◆ **Extracted data entries**
:::::
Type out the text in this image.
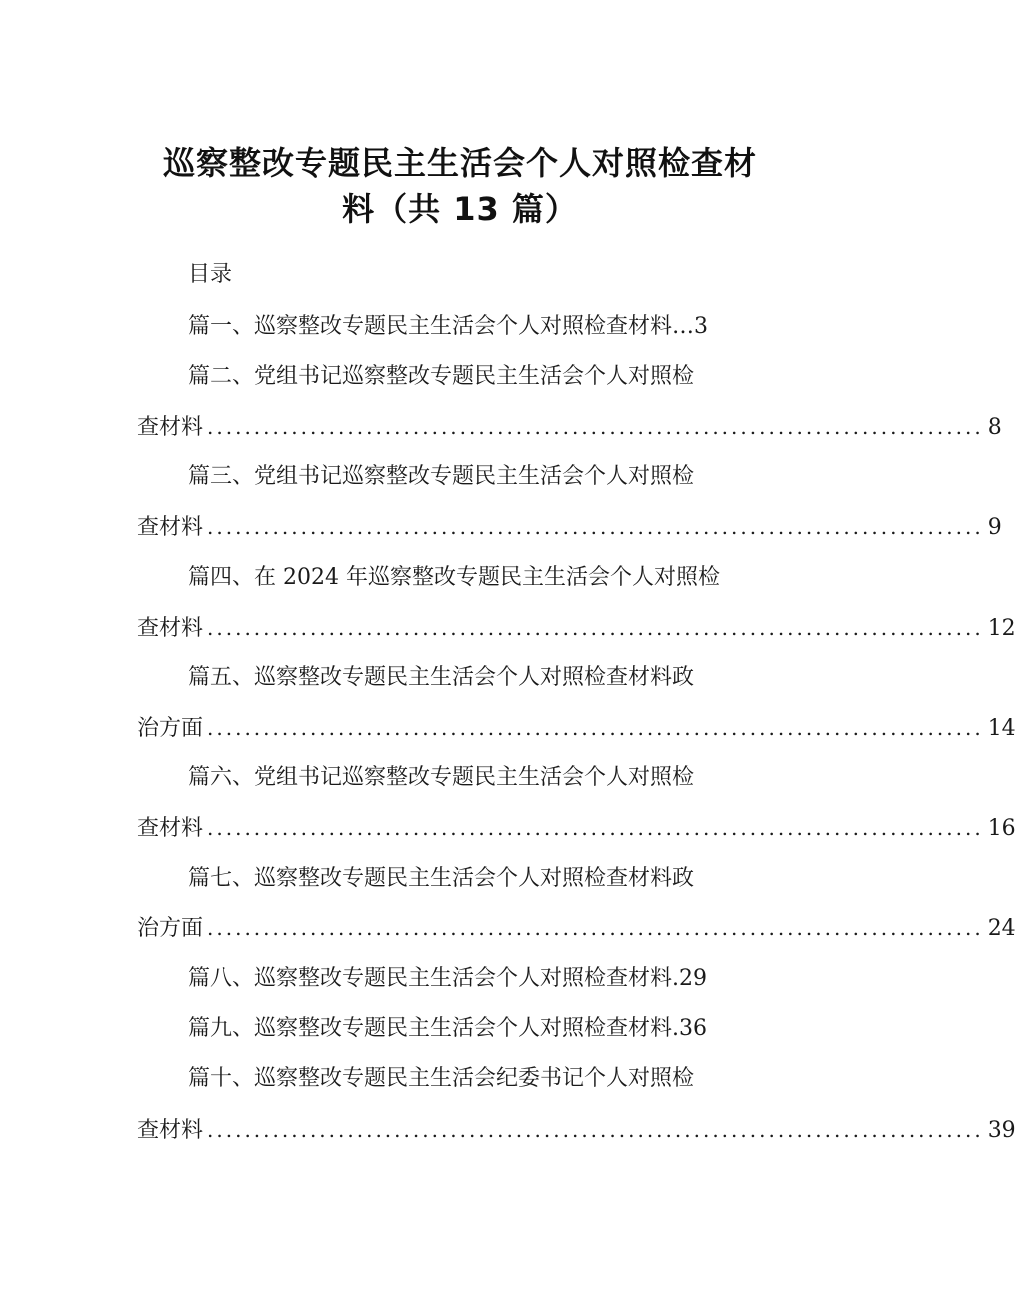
巡察整改专题民主生活会个人对照检查材
料（共 13 篇）
目录
篇一、巡察整改专题民主生活会个人对照检查材料…3
篇二、党组书记巡察整改专题民主生活会个人对照检
查材料 ................................................................................... 8
篇三、党组书记巡察整改专题民主生活会个人对照检
查材料 ................................................................................... 9
篇四、在 2024 年巡察整改专题民主生活会个人对照检
查材料 ................................................................................... 12
篇五、巡察整改专题民主生活会个人对照检查材料政
治方面 ................................................................................... 14
篇六、党组书记巡察整改专题民主生活会个人对照检
查材料 ................................................................................... 16
篇七、巡察整改专题民主生活会个人对照检查材料政
治方面 ................................................................................... 24
篇八、巡察整改专题民主生活会个人对照检查材料.29
篇九、巡察整改专题民主生活会个人对照检查材料.36
篇十、巡察整改专题民主生活会纪委书记个人对照检
查材料 ................................................................................... 39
:::::
◆ **To do**
Among these entries, how many lines include the string "党组书记巡察整改专题民主生活会个人对照检"? Reply with the number by itself.

◆ **Result of this task**
3